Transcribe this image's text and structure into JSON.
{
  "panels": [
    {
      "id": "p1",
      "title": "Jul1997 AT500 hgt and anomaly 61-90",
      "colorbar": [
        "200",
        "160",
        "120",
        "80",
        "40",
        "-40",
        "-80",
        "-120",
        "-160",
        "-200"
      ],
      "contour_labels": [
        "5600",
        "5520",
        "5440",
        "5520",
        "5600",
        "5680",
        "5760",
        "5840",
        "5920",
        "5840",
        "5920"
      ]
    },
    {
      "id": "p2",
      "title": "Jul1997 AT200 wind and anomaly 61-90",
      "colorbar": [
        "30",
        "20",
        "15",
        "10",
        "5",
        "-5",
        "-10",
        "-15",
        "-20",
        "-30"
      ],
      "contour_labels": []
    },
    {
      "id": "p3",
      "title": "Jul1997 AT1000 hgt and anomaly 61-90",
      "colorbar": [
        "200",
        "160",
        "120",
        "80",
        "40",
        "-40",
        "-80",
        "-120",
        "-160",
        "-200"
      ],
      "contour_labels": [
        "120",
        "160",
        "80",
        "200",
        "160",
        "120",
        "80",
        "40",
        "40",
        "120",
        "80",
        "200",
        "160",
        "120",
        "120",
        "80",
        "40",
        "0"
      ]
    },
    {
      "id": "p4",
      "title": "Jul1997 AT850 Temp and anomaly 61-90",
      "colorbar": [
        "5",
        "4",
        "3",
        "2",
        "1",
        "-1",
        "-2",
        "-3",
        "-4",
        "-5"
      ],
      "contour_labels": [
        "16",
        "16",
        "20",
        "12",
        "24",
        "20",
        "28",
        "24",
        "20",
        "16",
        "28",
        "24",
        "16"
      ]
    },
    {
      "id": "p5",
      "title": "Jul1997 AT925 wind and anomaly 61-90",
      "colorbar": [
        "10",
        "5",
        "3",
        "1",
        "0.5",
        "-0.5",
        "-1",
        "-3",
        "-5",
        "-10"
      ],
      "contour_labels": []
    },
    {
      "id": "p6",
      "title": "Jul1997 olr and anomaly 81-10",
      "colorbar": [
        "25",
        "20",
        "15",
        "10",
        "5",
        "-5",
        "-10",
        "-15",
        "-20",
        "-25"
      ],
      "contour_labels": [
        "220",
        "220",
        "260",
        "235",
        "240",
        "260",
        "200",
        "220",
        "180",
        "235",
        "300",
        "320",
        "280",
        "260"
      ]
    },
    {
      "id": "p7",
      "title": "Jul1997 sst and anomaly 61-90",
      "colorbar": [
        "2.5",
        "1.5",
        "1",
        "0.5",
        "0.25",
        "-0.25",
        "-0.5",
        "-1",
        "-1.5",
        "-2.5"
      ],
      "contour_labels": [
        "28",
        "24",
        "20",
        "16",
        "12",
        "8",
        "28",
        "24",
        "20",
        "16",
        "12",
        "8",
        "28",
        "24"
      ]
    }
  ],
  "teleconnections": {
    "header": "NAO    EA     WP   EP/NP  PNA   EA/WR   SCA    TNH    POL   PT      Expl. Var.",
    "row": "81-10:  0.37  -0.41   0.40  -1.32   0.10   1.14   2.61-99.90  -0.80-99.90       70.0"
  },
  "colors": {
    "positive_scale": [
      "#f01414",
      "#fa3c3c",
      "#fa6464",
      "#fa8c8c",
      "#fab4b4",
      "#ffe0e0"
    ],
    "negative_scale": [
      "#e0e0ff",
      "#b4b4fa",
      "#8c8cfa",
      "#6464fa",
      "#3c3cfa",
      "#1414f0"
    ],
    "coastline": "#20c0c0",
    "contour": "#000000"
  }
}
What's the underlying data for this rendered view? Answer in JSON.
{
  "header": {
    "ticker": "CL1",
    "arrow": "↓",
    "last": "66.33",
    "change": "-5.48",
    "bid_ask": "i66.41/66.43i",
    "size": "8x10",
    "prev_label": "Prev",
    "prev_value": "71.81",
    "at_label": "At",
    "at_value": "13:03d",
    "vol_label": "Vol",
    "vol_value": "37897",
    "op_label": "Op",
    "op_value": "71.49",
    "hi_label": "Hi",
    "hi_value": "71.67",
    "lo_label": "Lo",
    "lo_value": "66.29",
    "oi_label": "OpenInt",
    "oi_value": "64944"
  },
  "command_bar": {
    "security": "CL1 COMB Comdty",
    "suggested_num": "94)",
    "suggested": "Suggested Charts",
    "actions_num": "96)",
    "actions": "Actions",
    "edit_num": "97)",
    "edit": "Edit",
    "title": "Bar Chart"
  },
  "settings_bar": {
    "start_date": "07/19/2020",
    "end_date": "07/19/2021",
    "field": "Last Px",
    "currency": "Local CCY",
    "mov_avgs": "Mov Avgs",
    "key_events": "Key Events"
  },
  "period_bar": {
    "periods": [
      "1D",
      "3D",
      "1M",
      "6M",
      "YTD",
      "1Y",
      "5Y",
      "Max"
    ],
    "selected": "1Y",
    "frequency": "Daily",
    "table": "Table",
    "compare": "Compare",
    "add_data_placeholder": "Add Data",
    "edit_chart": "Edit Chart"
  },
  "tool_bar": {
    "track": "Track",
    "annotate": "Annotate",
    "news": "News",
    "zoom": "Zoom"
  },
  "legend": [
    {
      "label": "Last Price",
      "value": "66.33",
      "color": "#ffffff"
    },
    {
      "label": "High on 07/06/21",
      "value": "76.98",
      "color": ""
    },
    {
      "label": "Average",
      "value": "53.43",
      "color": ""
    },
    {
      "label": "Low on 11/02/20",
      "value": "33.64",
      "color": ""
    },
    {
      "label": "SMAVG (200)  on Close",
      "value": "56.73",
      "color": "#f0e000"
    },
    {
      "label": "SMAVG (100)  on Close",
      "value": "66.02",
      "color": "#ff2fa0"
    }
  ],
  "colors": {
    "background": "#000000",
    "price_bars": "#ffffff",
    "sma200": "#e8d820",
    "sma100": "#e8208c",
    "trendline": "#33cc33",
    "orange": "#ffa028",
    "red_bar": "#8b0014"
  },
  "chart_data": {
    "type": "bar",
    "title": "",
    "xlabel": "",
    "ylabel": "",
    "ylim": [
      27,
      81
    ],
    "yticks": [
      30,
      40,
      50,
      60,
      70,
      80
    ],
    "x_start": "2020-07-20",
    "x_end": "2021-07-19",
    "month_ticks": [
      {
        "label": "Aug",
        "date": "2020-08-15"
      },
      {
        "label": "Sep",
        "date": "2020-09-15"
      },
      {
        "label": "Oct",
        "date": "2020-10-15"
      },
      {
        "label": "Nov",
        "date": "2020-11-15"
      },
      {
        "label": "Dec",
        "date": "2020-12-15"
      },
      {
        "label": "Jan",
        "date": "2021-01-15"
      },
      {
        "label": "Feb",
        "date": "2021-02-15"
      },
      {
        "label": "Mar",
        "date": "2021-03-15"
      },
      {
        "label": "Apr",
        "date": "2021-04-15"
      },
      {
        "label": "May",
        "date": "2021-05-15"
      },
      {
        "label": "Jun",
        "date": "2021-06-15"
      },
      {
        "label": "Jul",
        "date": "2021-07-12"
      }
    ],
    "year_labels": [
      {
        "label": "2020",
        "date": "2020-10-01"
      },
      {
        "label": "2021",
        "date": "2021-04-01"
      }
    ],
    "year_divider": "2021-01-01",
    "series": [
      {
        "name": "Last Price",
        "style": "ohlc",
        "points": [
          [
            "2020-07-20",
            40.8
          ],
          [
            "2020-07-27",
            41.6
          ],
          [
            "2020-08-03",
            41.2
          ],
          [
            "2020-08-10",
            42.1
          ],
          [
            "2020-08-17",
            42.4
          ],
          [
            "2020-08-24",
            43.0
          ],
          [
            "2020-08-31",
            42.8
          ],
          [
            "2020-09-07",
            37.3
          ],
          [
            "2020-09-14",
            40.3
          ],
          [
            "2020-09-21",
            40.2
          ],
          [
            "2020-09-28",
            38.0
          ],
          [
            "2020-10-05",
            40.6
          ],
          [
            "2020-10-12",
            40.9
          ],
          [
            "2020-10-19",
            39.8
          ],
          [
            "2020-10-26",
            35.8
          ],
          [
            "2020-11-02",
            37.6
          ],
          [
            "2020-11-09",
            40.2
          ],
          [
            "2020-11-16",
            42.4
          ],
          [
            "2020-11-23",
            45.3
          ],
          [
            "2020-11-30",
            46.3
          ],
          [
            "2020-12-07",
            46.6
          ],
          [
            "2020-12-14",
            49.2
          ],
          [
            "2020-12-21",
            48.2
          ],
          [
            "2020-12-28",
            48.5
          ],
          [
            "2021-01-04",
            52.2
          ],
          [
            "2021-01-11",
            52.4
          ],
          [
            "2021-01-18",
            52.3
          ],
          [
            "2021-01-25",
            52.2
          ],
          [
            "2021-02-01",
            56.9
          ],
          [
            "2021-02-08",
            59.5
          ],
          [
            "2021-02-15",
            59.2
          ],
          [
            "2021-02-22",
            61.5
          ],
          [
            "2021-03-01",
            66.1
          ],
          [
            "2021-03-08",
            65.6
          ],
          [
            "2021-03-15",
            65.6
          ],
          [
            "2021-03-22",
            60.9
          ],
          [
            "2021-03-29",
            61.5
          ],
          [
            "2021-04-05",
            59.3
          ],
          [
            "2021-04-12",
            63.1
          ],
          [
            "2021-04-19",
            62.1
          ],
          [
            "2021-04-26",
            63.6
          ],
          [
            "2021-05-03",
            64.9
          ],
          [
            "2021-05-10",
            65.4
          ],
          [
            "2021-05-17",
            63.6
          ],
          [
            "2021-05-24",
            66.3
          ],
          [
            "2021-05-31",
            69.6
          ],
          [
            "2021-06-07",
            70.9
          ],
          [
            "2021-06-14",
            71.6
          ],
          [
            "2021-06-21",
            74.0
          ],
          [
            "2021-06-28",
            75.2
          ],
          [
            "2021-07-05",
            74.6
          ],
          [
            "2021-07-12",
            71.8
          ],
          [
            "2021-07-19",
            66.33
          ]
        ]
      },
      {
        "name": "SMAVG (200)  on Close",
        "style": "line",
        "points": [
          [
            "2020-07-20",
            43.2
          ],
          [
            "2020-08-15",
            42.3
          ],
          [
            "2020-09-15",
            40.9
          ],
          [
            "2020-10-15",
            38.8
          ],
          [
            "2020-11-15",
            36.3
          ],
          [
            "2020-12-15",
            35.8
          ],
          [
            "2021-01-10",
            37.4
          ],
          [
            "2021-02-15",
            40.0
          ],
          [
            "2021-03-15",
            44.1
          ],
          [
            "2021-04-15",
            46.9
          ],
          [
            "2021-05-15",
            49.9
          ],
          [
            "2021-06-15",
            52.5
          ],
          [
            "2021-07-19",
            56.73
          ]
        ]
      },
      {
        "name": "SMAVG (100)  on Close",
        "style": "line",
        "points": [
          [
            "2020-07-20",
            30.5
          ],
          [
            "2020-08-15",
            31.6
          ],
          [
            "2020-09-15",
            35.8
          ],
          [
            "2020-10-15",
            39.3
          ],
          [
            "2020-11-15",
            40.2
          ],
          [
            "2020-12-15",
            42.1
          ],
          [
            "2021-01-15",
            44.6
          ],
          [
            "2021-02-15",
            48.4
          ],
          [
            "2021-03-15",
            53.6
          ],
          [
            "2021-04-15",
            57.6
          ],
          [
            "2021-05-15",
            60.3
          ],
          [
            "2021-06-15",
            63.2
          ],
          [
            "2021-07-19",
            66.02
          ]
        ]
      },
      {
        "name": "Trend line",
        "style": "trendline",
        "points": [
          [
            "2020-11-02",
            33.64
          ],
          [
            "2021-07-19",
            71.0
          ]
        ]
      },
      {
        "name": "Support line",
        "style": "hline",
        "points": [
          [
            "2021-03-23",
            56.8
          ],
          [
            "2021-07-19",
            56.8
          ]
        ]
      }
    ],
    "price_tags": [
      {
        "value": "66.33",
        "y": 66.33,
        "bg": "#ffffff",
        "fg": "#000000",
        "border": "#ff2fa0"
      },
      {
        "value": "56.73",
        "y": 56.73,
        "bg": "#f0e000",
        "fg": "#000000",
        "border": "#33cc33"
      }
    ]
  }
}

● ● ● ● ● ● ●

*WHAT IS BEING ASKED*.
Report the number of lines in the listing where the string "name" appears, and nothing besides.

*PROBLEM SOLUTION*.
5